Go through the entries one line at a time, and gather every line that has the word "oferta".

Records supplied
>> begin
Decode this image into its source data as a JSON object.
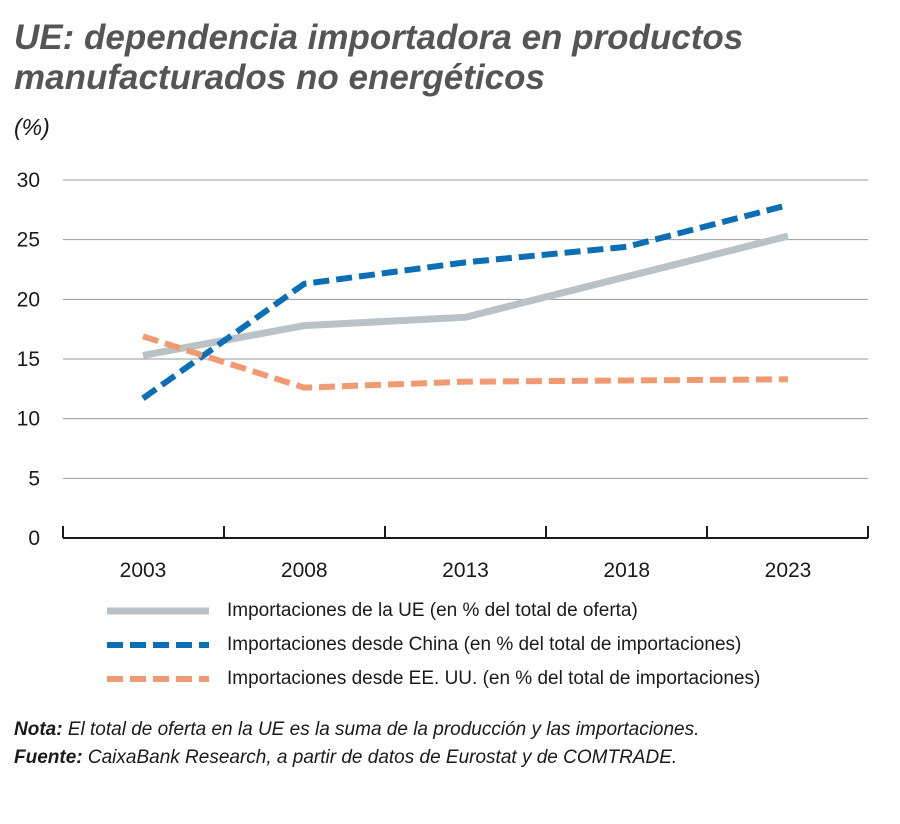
{
  "title_line1": "UE: dependencia importadora en productos",
  "title_line2": "manufacturados no energéticos",
  "unit": "(%)",
  "chart_data": {
    "type": "line",
    "title": "UE: dependencia importadora en productos manufacturados no energéticos",
    "ylabel": "(%)",
    "xlabel": "",
    "x": [
      2003,
      2008,
      2013,
      2018,
      2023
    ],
    "x_tick_labels": [
      "2003",
      "2008",
      "2013",
      "2018",
      "2023"
    ],
    "y_ticks": [
      0,
      5,
      10,
      15,
      20,
      25,
      30
    ],
    "y_tick_labels": [
      "0",
      "5",
      "10",
      "15",
      "20",
      "25",
      "30"
    ],
    "ylim": [
      0,
      30
    ],
    "grid": true,
    "series": [
      {
        "name": "Importaciones de la UE (en % del total de oferta)",
        "color": "#b9c2c7",
        "style": "solid",
        "values": [
          15.3,
          17.8,
          18.5,
          21.9,
          25.3
        ]
      },
      {
        "name": "Importaciones desde China (en % del total de importaciones)",
        "color": "#0a6fb5",
        "style": "dashed",
        "values": [
          11.7,
          21.3,
          23.1,
          24.4,
          27.9
        ]
      },
      {
        "name": "Importaciones desde EE. UU. (en % del total de importaciones)",
        "color": "#f19a72",
        "style": "dashed",
        "values": [
          16.9,
          12.6,
          13.1,
          13.2,
          13.3
        ]
      }
    ]
  },
  "notes": {
    "nota_label": "Nota:",
    "nota_text": " El total de oferta en la UE es la suma de la producción y las importaciones.",
    "fuente_label": "Fuente:",
    "fuente_text": " CaixaBank Research, a partir de datos de Eurostat y de COMTRADE."
  }
}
>> end
Result of the exercise
        "name": "Importaciones de la UE (en % del total de oferta)",
    "nota_text": " El total de oferta en la UE es la suma de la producción y las importaciones.",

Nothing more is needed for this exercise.